● **Exercise objective**
Your task is to output the data exactly as it stands.

-- START OF Data in this exercise --

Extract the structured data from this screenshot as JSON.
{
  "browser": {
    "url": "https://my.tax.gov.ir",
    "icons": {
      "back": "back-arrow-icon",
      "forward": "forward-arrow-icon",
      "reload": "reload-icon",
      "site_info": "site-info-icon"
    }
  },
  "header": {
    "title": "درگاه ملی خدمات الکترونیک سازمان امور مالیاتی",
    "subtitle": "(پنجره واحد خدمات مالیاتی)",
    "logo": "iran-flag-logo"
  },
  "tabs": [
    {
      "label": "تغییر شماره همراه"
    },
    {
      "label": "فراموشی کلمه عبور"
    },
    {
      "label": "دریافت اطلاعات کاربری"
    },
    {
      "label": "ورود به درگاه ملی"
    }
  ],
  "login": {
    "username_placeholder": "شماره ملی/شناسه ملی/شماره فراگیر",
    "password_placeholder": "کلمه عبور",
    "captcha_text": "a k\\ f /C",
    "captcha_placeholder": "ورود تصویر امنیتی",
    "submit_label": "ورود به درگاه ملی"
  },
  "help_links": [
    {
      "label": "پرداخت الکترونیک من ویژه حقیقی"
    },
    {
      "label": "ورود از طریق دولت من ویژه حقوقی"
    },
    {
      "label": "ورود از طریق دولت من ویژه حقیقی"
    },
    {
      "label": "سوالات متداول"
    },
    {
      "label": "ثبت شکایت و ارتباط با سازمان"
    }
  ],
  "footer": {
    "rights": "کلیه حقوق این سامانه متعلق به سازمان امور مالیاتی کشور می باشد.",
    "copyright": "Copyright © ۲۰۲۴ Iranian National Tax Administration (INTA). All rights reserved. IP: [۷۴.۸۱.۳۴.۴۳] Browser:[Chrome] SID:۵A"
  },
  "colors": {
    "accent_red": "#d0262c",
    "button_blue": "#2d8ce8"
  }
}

-- END OF Data in this exercise --

● **Expected answer**
Extract the structured data from this screenshot as JSON.
{
  "browser": {
    "url": "https://my.tax.gov.ir",
    "icons": {
      "back": "back-arrow-icon",
      "forward": "forward-arrow-icon",
      "reload": "reload-icon",
      "site_info": "site-info-icon"
    }
  },
  "header": {
    "title": "درگاه ملی خدمات الکترونیک سازمان امور مالیاتی",
    "subtitle": "(پنجره واحد خدمات مالیاتی)",
    "logo": "iran-flag-logo"
  },
  "tabs": [
    {
      "label": "تغییر شماره همراه"
    },
    {
      "label": "فراموشی کلمه عبور"
    },
    {
      "label": "دریافت اطلاعات کاربری"
    },
    {
      "label": "ورود به درگاه ملی"
    }
  ],
  "login": {
    "username_placeholder": "شماره ملی/شناسه ملی/شماره فراگیر",
    "password_placeholder": "کلمه عبور",
    "captcha_text": "a k\\ f /C",
    "captcha_placeholder": "ورود تصویر امنیتی",
    "submit_label": "ورود به درگاه ملی"
  },
  "help_links": [
    {
      "label": "پرداخت الکترونیک من ویژه حقیقی"
    },
    {
      "label": "ورود از طریق دولت من ویژه حقوقی"
    },
    {
      "label": "ورود از طریق دولت من ویژه حقیقی"
    },
    {
      "label": "سوالات متداول"
    },
    {
      "label": "ثبت شکایت و ارتباط با سازمان"
    }
  ],
  "footer": {
    "rights": "کلیه حقوق این سامانه متعلق به سازمان امور مالیاتی کشور می باشد.",
    "copyright": "Copyright © ۲۰۲۴ Iranian National Tax Administration (INTA). All rights reserved. IP: [۷۴.۸۱.۳۴.۴۳] Browser:[Chrome] SID:۵A"
  },
  "colors": {
    "accent_red": "#d0262c",
    "button_blue": "#2d8ce8"
  }
}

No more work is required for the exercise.